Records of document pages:

# # # # #

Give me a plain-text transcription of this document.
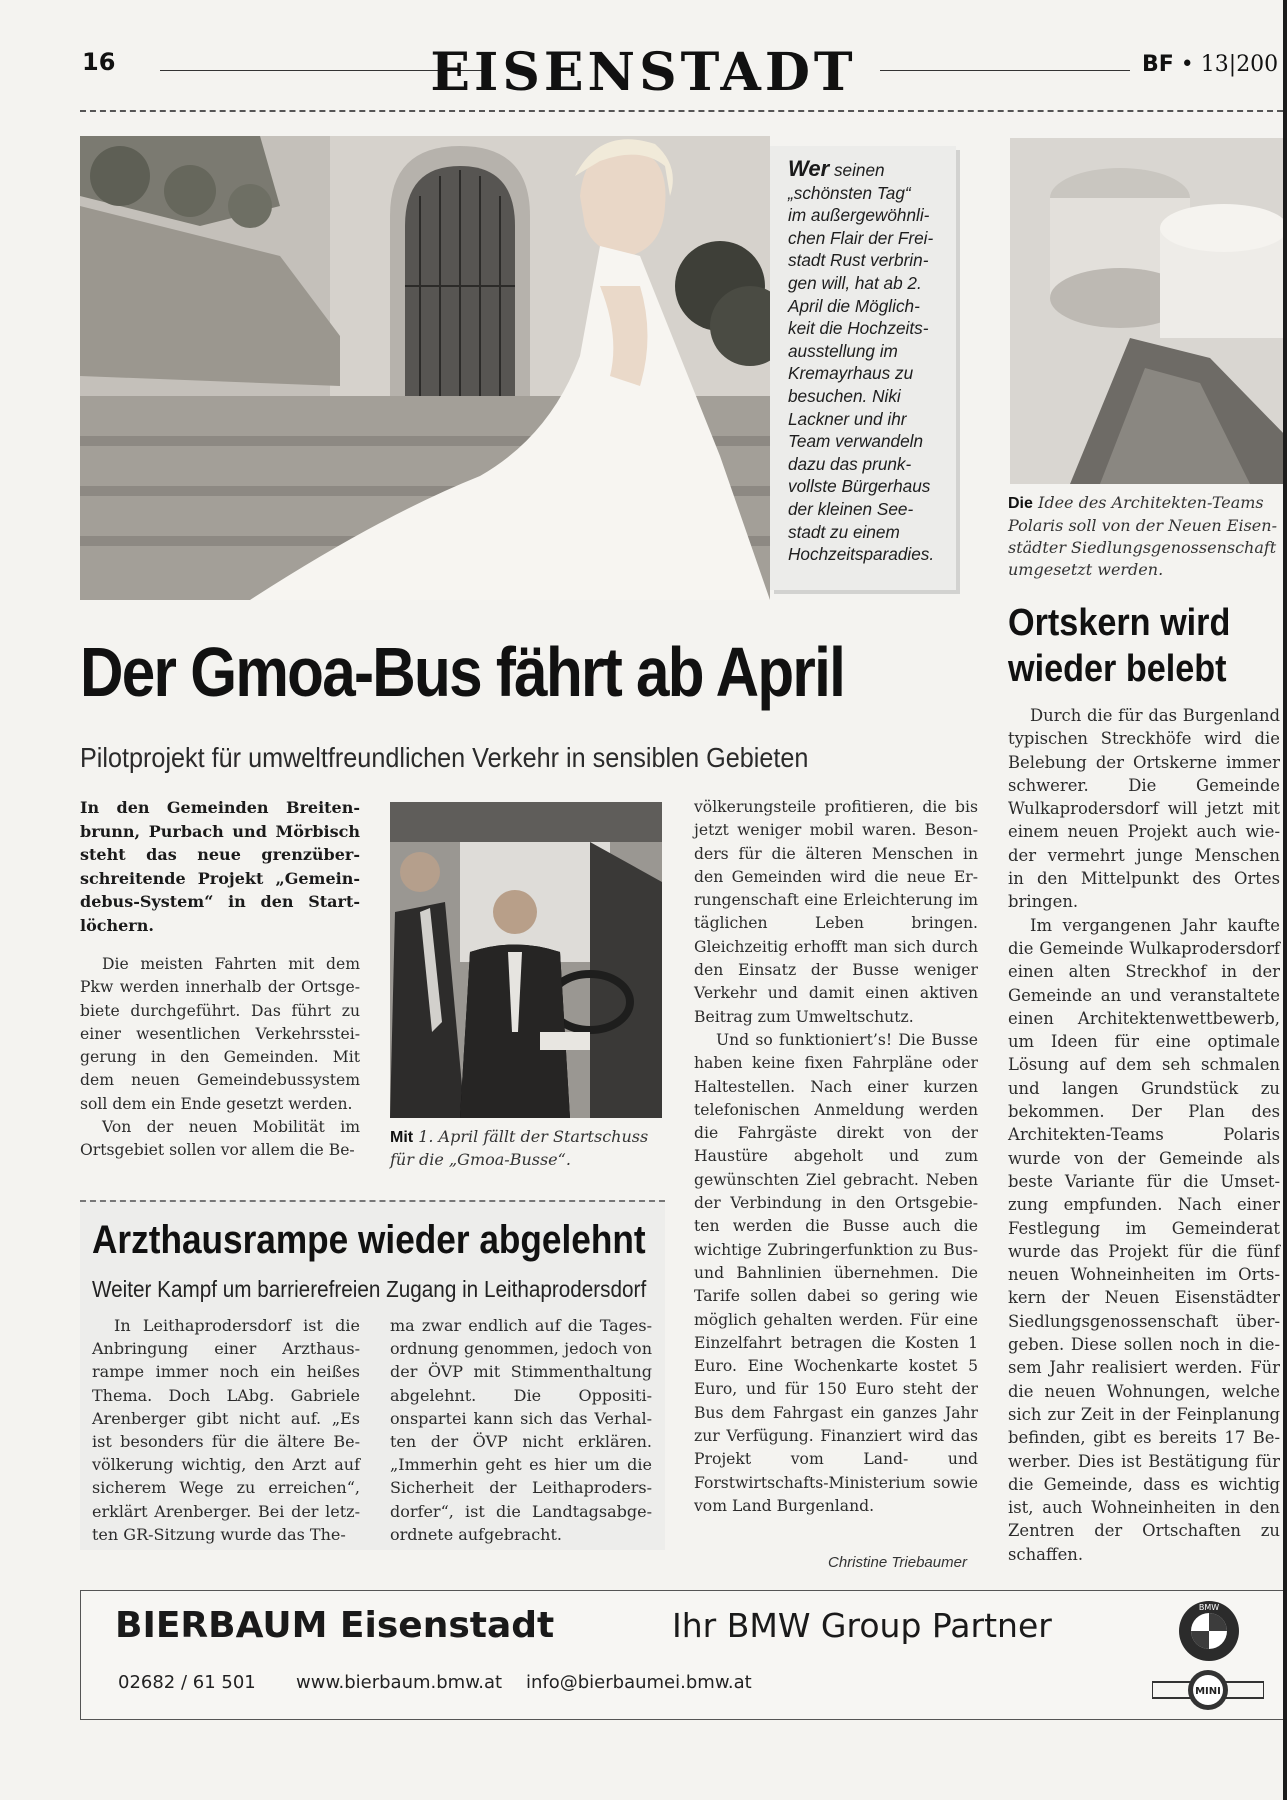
16	EISENSTADT	BF • 13|200
Wer seinen
„schönsten Tag“
im außergewöhnli-
chen Flair der Frei-
stadt Rust verbrin-
gen will, hat ab 2.
April die Möglich-
keit die Hochzeits-
ausstellung im
Kremayrhaus zu
besuchen. Niki
Lackner und ihr
Team verwandeln
dazu das prunk-
vollste Bürgerhaus
der kleinen See-
stadt zu einem
Hochzeitsparadies.
Die Idee des Architekten-Teams Polaris soll von der Neuen Eisenstädter Siedlungsgenossenschaft umgesetzt werden.
Der Gmoa-Bus fährt ab April
Pilotprojekt für umweltfreundlichen Verkehr in sensiblen Gebieten

In den Gemeinden Breitenbrunn, Purbach und Mörbisch steht das neue grenzüberschreitende Projekt „Gemeindebus-System“ in den Startlöchern.

Die meisten Fahrten mit dem Pkw werden innerhalb der Ortsgebiete durchgeführt. Das führt zu einer wesentlichen Verkehrssteigerung in den Gemeinden. Mit dem neuen Gemeindebussystem soll dem ein Ende gesetzt werden.

Von der neuen Mobilität im Ortsgebiet sollen vor allem die Be-

Mit 1. April fällt der Startschuss für die „Gmoa-Busse“.

völkerungsteile profitieren, die bis jetzt weniger mobil waren. Besonders für die älteren Menschen in den Gemeinden wird die neue Errungenschaft eine Erleichterung im täglichen Leben bringen. Gleichzeitig erhofft man sich durch den Einsatz der Busse weniger Verkehr und damit einen aktiven Beitrag zum Umweltschutz.

Und so funktioniert’s! Die Busse haben keine fixen Fahrpläne oder Haltestellen. Nach einer kurzen telefonischen Anmeldung werden die Fahrgäste direkt von der Haustüre abgeholt und zum gewünschten Ziel gebracht. Neben der Verbindung in den Ortsgebieten werden die Busse auch die wichtige Zubringerfunktion zu Bus- und Bahnlinien übernehmen. Die Tarife sollen dabei so gering wie möglich gehalten werden. Für eine Einzelfahrt betragen die Kosten 1 Euro. Eine Wochenkarte kostet 5 Euro, und für 150 Euro steht der Bus dem Fahrgast ein ganzes Jahr zur Verfügung. Finanziert wird das Projekt vom Land- und Forstwirtschafts-Ministerium sowie vom Land Burgenland.

Christine Triebaumer
Arzthausrampe wieder abgelehnt
Weiter Kampf um barrierefreien Zugang in Leithaprodersdorf

In Leithaprodersdorf ist die Anbringung einer Arzthausrampe immer noch ein heißes Thema. Doch LAbg. Gabriele Arenberger gibt nicht auf. „Es ist besonders für die ältere Bevölkerung wichtig, den Arzt auf sicherem Wege zu erreichen“, erklärt Arenberger. Bei der letzten GR-Sitzung wurde das The-

ma zwar endlich auf die Tagesordnung genommen, jedoch von der ÖVP mit Stimmenthaltung abgelehnt. Die Oppositionspartei kann sich das Verhalten der ÖVP nicht erklären. „Immerhin geht es hier um die Sicherheit der Leithaprodersdorfer“, ist die Landtagsabgeordnete aufgebracht.

Ortskern wird
wieder belebt

Durch die für das Burgenland typischen Streckhöfe wird die Belebung der Ortskerne immer schwerer. Die Gemeinde Wulkaprodersdorf will jetzt mit einem neuen Projekt auch wieder vermehrt junge Menschen in den Mittelpunkt des Ortes bringen.

Im vergangenen Jahr kaufte die Gemeinde Wulkaprodersdorf einen alten Streckhof in der Gemeinde an und veranstaltete einen Architektenwettbewerb, um Ideen für eine optimale Lösung auf dem seh schmalen und langen Grundstück zu bekommen. Der Plan des Architekten-Teams Polaris wurde von der Gemeinde als beste Variante für die Umsetzung empfunden. Nach einer Festlegung im Gemeinderat wurde das Projekt für die fünf neuen Wohneinheiten im Ortskern der Neuen Eisenstädter Siedlungsgenossenschaft übergeben. Diese sollen noch in diesem Jahr realisiert werden. Für die neuen Wohnungen, welche sich zur Zeit in der Feinplanung befinden, gibt es bereits 17 Bewerber. Dies ist Bestätigung für die Gemeinde, dass es wichtig ist, auch Wohneinheiten in den Zentren der Ortschaften zu schaffen.

BIERBAUM Eisenstadt	Ihr BMW Group Partner
02682 / 61 501 www.bierbaum.bmw.at info@bierbaumei.bmw.at
BMW
MINI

# # # # #

The task: Where a line in the records above contains the string "wieder", copy that line.

Result of this task:
Arzthausrampe wieder abgelehnt
wieder belebt
Durch die für das Burgenland typischen Streckhöfe wird die Belebung der Ortskerne immer schwerer. Die Gemeinde Wulkaprodersdorf will jetzt mit einem neuen Projekt auch wieder vermehrt junge Menschen in den Mittelpunkt des Ortes bringen.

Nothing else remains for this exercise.